Copy out every line exactly, passing over the pictures.
*****
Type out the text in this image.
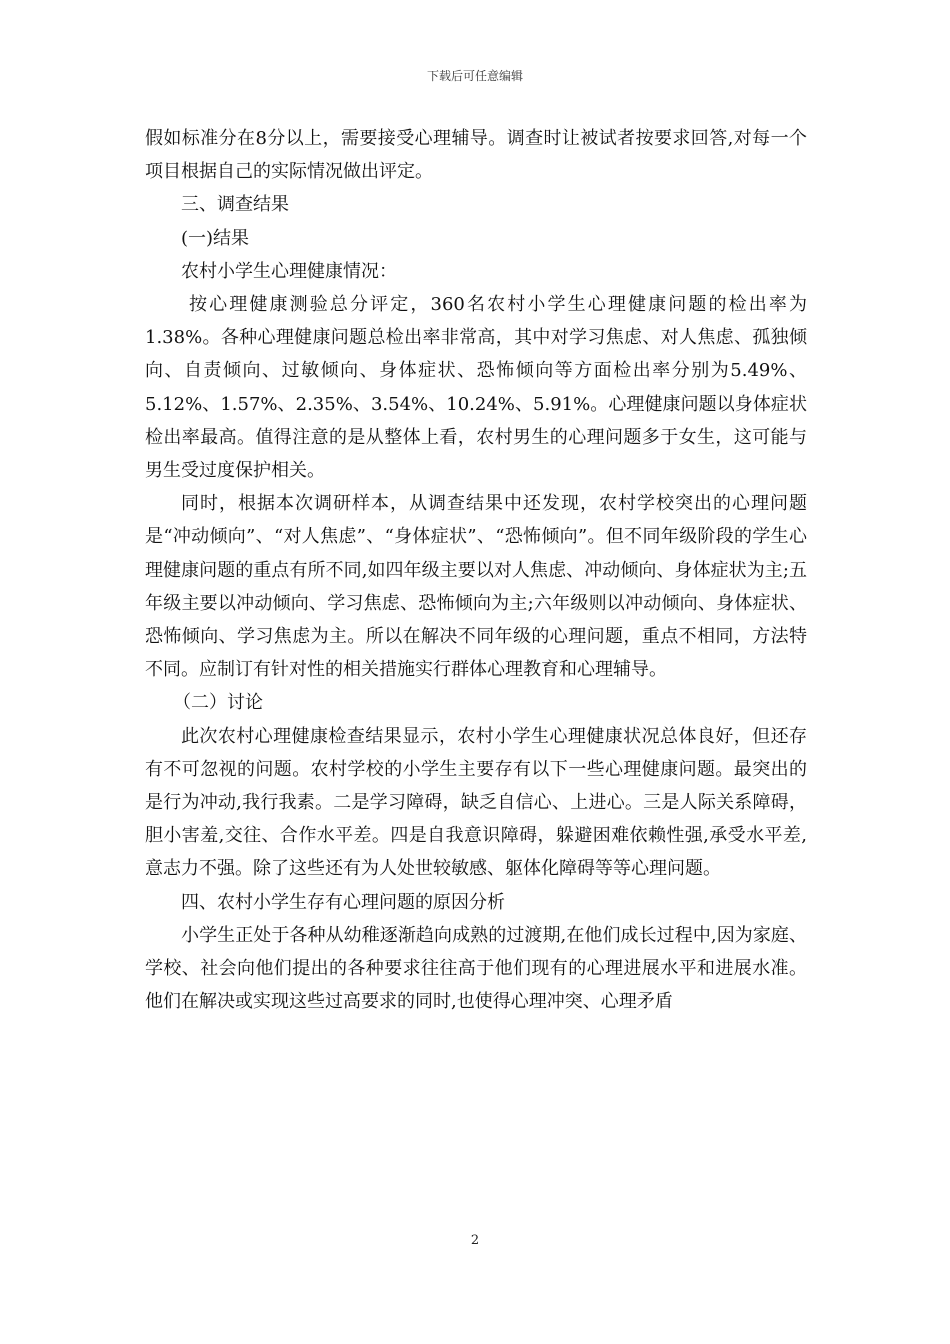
下载后可任意编辑

假如标准分在8分以上，需要接受心理辅导。调查时让被试者按要求回答,对每一个项目根据自己的实际情况做出评定。

三、调查结果

(一)结果

农村小学生心理健康情况：

按心理健康测验总分评定，360名农村小学生心理健康问题的检出率为1.38%。各种心理健康问题总检出率非常高，其中对学习焦虑、对人焦虑、孤独倾向、自责倾向、过敏倾向、身体症状、恐怖倾向等方面检出率分别为5.49%、5.12%、1.57%、2.35%、3.54%、10.24%、5.91%。心理健康问题以身体症状检出率最高。值得注意的是从整体上看，农村男生的心理问题多于女生，这可能与男生受过度保护相关。

同时，根据本次调研样本，从调查结果中还发现，农村学校突出的心理问题是“冲动倾向”、“对人焦虑”、“身体症状”、“恐怖倾向”。但不同年级阶段的学生心理健康问题的重点有所不同,如四年级主要以对人焦虑、冲动倾向、身体症状为主;五年级主要以冲动倾向、学习焦虑、恐怖倾向为主;六年级则以冲动倾向、身体症状、恐怖倾向、学习焦虑为主。所以在解决不同年级的心理问题，重点不相同，方法特不同。应制订有针对性的相关措施实行群体心理教育和心理辅导。

（二）讨论

此次农村心理健康检查结果显示，农村小学生心理健康状况总体良好，但还存有不可忽视的问题。农村学校的小学生主要存有以下一些心理健康问题。最突出的是行为冲动,我行我素。二是学习障碍，缺乏自信心、上进心。三是人际关系障碍，胆小害羞,交往、合作水平差。四是自我意识障碍，躲避困难依赖性强,承受水平差,意志力不强。除了这些还有为人处世较敏感、躯体化障碍等等心理问题。

四、农村小学生存有心理问题的原因分析

小学生正处于各种从幼稚逐渐趋向成熟的过渡期,在他们成长过程中,因为家庭、学校、社会向他们提出的各种要求往往高于他们现有的心理进展水平和进展水准。他们在解决或实现这些过高要求的同时,也使得心理冲突、心理矛盾

2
*****
» Final result:
Type out the text in this image.
下载后可任意编辑

假如标准分在8分以上，需要接受心理辅导。调查时让被试者按要求回答,对每一个项目根据自己的实际情况做出评定。

三、调查结果

(一)结果

农村小学生心理健康情况：

按心理健康测验总分评定，360名农村小学生心理健康问题的检出率为1.38%。各种心理健康问题总检出率非常高，其中对学习焦虑、对人焦虑、孤独倾向、自责倾向、过敏倾向、身体症状、恐怖倾向等方面检出率分别为5.49%、5.12%、1.57%、2.35%、3.54%、10.24%、5.91%。心理健康问题以身体症状检出率最高。值得注意的是从整体上看，农村男生的心理问题多于女生，这可能与男生受过度保护相关。

同时，根据本次调研样本，从调查结果中还发现，农村学校突出的心理问题是“冲动倾向”、“对人焦虑”、“身体症状”、“恐怖倾向”。但不同年级阶段的学生心理健康问题的重点有所不同,如四年级主要以对人焦虑、冲动倾向、身体症状为主;五年级主要以冲动倾向、学习焦虑、恐怖倾向为主;六年级则以冲动倾向、身体症状、恐怖倾向、学习焦虑为主。所以在解决不同年级的心理问题，重点不相同，方法特不同。应制订有针对性的相关措施实行群体心理教育和心理辅导。

（二）讨论

此次农村心理健康检查结果显示，农村小学生心理健康状况总体良好，但还存有不可忽视的问题。农村学校的小学生主要存有以下一些心理健康问题。最突出的是行为冲动,我行我素。二是学习障碍，缺乏自信心、上进心。三是人际关系障碍，胆小害羞,交往、合作水平差。四是自我意识障碍，躲避困难依赖性强,承受水平差,意志力不强。除了这些还有为人处世较敏感、躯体化障碍等等心理问题。

四、农村小学生存有心理问题的原因分析

小学生正处于各种从幼稚逐渐趋向成熟的过渡期,在他们成长过程中,因为家庭、学校、社会向他们提出的各种要求往往高于他们现有的心理进展水平和进展水准。他们在解决或实现这些过高要求的同时,也使得心理冲突、心理矛盾

2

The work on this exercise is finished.